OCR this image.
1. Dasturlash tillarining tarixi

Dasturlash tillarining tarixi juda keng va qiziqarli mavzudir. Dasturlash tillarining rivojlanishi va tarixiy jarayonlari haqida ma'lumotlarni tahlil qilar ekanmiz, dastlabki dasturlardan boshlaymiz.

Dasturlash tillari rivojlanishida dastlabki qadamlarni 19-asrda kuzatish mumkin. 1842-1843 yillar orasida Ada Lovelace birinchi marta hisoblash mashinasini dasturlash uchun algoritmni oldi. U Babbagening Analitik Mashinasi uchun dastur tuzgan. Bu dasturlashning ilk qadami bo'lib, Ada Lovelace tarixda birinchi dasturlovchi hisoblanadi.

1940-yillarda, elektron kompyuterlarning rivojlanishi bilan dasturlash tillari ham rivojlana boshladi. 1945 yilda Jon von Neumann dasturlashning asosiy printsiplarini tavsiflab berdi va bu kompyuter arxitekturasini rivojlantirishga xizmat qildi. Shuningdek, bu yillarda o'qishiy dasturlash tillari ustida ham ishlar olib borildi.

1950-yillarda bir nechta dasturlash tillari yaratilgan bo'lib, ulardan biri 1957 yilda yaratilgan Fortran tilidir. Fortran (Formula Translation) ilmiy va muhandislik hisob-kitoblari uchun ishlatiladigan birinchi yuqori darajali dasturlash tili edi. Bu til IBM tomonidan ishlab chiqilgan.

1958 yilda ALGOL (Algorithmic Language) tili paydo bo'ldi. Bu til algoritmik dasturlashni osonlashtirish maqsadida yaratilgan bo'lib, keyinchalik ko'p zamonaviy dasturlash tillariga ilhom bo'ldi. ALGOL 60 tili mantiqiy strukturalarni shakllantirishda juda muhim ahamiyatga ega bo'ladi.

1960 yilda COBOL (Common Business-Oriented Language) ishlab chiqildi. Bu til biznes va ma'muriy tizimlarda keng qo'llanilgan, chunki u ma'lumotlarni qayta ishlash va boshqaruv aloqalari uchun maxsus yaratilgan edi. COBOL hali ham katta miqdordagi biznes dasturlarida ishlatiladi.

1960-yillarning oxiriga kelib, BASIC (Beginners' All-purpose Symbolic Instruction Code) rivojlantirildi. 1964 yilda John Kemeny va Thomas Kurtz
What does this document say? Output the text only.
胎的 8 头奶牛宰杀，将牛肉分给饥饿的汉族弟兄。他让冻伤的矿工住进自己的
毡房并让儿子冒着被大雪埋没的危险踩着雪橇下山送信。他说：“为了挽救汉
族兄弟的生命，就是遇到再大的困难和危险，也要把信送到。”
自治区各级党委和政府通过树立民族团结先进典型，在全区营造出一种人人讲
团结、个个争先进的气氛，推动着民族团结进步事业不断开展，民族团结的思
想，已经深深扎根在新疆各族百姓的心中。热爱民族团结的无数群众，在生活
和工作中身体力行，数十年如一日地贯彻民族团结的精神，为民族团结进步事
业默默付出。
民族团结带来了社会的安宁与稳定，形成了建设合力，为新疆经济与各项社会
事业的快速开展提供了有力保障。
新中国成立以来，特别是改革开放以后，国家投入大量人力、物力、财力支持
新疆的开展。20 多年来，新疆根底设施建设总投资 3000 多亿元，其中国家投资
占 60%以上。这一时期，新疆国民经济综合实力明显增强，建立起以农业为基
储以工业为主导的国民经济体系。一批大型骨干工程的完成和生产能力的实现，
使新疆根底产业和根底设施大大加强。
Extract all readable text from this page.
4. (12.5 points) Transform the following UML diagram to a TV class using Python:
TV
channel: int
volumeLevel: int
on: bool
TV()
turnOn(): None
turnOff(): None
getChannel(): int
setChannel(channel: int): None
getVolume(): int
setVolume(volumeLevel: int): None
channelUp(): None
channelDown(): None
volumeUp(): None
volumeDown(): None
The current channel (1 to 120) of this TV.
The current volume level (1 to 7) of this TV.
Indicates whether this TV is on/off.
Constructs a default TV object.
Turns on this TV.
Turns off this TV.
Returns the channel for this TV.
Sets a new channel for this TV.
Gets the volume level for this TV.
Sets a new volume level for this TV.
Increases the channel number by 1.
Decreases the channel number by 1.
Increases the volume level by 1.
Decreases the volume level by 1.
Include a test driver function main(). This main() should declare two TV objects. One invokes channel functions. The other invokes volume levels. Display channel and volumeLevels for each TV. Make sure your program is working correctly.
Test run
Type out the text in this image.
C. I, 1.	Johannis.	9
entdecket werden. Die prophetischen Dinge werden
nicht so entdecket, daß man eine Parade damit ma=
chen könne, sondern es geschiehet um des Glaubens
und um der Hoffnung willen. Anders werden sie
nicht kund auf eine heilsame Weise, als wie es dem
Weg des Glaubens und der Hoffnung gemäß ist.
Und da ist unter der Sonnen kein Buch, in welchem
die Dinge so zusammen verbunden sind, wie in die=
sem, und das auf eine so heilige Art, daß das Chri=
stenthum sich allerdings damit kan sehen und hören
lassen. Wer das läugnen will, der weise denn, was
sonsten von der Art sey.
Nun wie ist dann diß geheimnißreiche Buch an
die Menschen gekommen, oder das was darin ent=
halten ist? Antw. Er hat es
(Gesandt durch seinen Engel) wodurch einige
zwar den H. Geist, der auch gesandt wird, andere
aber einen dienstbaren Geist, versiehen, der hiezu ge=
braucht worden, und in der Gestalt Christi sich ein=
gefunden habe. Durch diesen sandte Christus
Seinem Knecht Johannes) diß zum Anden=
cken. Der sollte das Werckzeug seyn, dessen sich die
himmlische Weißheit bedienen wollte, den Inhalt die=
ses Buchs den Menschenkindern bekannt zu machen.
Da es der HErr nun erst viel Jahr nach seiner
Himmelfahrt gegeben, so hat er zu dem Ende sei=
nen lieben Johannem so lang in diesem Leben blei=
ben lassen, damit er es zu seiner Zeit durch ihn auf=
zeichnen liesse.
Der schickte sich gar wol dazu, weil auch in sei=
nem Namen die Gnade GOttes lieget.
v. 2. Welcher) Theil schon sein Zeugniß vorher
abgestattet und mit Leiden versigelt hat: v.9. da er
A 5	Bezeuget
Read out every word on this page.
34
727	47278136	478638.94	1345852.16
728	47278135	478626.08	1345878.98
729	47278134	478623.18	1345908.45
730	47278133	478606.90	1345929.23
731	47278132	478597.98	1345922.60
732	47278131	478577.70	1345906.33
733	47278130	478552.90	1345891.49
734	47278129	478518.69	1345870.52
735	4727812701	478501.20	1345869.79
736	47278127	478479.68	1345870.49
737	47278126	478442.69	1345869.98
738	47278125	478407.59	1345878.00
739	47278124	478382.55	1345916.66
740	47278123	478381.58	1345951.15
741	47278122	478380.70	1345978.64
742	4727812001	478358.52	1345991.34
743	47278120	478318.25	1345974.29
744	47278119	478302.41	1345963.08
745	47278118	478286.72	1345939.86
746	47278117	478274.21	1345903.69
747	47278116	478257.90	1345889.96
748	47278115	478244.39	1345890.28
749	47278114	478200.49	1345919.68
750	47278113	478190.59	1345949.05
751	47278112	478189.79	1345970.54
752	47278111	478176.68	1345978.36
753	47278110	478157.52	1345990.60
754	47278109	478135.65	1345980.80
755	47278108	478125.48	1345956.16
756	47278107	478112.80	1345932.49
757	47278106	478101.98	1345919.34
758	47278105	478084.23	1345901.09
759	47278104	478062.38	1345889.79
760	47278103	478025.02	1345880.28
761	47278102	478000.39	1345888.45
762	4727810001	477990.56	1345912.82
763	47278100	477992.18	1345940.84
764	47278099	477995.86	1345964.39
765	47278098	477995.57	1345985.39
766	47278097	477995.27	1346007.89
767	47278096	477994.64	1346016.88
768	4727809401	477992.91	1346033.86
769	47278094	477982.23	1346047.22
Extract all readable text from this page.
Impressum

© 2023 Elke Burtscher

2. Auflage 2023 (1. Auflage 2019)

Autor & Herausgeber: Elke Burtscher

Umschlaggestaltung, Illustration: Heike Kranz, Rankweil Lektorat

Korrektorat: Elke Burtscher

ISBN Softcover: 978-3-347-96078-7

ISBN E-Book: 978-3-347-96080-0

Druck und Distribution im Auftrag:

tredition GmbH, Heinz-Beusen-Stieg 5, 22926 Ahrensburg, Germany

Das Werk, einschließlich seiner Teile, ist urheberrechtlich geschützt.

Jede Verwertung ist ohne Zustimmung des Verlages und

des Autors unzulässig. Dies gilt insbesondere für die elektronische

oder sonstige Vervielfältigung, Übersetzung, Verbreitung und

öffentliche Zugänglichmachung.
= = = =
■ **DIRECTIVE**: Give only the number of lines in the material above that include the word "lumotlarni".

■ **SOLUTION TO THIS PROBLEM**: 2